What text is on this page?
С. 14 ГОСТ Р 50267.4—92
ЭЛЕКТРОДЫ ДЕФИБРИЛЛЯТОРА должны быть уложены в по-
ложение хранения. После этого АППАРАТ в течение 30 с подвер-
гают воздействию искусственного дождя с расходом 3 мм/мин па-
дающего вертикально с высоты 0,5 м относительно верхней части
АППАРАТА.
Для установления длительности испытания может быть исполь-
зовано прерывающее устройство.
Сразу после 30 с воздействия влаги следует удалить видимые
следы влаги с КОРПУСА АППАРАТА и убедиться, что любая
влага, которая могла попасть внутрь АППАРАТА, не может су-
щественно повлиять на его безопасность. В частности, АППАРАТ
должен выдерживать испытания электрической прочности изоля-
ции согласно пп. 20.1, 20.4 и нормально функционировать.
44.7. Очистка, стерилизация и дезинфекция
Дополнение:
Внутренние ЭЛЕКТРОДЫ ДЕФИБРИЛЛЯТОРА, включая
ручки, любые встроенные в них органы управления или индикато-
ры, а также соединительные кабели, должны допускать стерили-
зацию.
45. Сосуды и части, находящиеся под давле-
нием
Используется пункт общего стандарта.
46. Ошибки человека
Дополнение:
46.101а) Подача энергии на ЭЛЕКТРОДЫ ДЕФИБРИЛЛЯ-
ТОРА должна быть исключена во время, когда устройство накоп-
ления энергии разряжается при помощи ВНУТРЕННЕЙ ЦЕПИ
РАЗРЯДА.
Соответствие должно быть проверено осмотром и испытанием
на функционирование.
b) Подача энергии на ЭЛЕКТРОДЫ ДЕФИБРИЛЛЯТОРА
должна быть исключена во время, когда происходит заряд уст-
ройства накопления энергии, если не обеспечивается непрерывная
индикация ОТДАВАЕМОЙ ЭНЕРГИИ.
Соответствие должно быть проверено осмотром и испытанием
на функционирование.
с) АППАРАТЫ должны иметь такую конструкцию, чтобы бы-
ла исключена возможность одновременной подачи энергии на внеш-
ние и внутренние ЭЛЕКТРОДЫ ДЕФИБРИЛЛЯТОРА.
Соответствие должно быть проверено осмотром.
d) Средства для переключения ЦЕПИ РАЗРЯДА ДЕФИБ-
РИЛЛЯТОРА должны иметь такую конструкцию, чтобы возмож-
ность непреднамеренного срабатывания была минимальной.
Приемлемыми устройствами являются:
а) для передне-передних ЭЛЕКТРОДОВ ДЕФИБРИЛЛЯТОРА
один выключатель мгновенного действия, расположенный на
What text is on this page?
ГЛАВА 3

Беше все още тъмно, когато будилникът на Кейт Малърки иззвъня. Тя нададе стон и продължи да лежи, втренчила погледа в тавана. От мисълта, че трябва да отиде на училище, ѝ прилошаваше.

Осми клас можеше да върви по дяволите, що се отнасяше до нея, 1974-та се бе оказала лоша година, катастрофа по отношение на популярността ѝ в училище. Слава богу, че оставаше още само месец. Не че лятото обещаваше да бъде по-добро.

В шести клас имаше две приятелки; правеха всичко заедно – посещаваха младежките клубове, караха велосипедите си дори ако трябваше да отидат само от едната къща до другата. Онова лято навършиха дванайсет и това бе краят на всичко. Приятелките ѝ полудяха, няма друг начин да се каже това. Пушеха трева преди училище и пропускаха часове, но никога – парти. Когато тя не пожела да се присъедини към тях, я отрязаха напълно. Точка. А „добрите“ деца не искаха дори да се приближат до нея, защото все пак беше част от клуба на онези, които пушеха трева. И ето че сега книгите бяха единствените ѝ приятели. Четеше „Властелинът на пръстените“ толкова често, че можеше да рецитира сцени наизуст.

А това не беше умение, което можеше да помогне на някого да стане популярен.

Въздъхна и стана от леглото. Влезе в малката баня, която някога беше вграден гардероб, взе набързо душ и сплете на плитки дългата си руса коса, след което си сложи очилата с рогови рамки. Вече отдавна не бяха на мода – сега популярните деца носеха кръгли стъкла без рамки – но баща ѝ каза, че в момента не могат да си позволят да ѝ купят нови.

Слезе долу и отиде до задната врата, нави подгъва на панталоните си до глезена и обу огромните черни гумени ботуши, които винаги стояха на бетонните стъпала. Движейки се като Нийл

----------

Looking at the listing above, how many of its lines contain the string "което"? Give the number alone.

2